» **TASK STATEMENT**:
Print the listing that follows, character for character.
## start DATA FOR PROCESSING
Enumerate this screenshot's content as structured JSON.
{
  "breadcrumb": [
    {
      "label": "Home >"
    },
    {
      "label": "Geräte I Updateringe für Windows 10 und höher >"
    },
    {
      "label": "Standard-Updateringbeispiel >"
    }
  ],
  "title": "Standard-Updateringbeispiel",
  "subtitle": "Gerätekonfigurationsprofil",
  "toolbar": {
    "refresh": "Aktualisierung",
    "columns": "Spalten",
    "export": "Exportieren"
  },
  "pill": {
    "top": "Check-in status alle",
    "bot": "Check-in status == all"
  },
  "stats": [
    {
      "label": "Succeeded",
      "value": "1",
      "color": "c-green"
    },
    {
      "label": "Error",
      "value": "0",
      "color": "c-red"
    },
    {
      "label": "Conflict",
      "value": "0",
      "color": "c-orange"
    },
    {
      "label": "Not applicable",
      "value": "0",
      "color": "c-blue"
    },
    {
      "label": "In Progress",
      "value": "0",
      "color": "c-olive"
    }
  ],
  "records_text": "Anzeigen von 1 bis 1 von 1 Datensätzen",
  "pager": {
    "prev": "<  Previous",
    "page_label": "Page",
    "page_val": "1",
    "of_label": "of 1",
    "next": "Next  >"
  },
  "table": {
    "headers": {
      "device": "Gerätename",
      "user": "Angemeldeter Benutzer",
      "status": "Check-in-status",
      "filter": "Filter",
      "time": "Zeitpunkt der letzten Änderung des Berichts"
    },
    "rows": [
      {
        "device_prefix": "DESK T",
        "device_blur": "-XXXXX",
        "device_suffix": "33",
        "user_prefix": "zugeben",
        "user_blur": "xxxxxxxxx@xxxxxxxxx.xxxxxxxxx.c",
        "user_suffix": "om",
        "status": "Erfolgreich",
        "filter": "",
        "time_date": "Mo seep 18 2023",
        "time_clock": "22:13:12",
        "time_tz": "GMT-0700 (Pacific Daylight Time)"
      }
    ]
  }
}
## end DATA FOR PROCESSING
» **WRITTEN RESPONSE**:
Enumerate this screenshot's content as structured JSON.
{
  "breadcrumb": [
    {
      "label": "Home >"
    },
    {
      "label": "Geräte I Updateringe für Windows 10 und höher >"
    },
    {
      "label": "Standard-Updateringbeispiel >"
    }
  ],
  "title": "Standard-Updateringbeispiel",
  "subtitle": "Gerätekonfigurationsprofil",
  "toolbar": {
    "refresh": "Aktualisierung",
    "columns": "Spalten",
    "export": "Exportieren"
  },
  "pill": {
    "top": "Check-in status alle",
    "bot": "Check-in status == all"
  },
  "stats": [
    {
      "label": "Succeeded",
      "value": "1",
      "color": "c-green"
    },
    {
      "label": "Error",
      "value": "0",
      "color": "c-red"
    },
    {
      "label": "Conflict",
      "value": "0",
      "color": "c-orange"
    },
    {
      "label": "Not applicable",
      "value": "0",
      "color": "c-blue"
    },
    {
      "label": "In Progress",
      "value": "0",
      "color": "c-olive"
    }
  ],
  "records_text": "Anzeigen von 1 bis 1 von 1 Datensätzen",
  "pager": {
    "prev": "<  Previous",
    "page_label": "Page",
    "page_val": "1",
    "of_label": "of 1",
    "next": "Next  >"
  },
  "table": {
    "headers": {
      "device": "Gerätename",
      "user": "Angemeldeter Benutzer",
      "status": "Check-in-status",
      "filter": "Filter",
      "time": "Zeitpunkt der letzten Änderung des Berichts"
    },
    "rows": [
      {
        "device_prefix": "DESK T",
        "device_blur": "-XXXXX",
        "device_suffix": "33",
        "user_prefix": "zugeben",
        "user_blur": "xxxxxxxxx@xxxxxxxxx.xxxxxxxxx.c",
        "user_suffix": "om",
        "status": "Erfolgreich",
        "filter": "",
        "time_date": "Mo seep 18 2023",
        "time_clock": "22:13:12",
        "time_tz": "GMT-0700 (Pacific Daylight Time)"
      }
    ]
  }
}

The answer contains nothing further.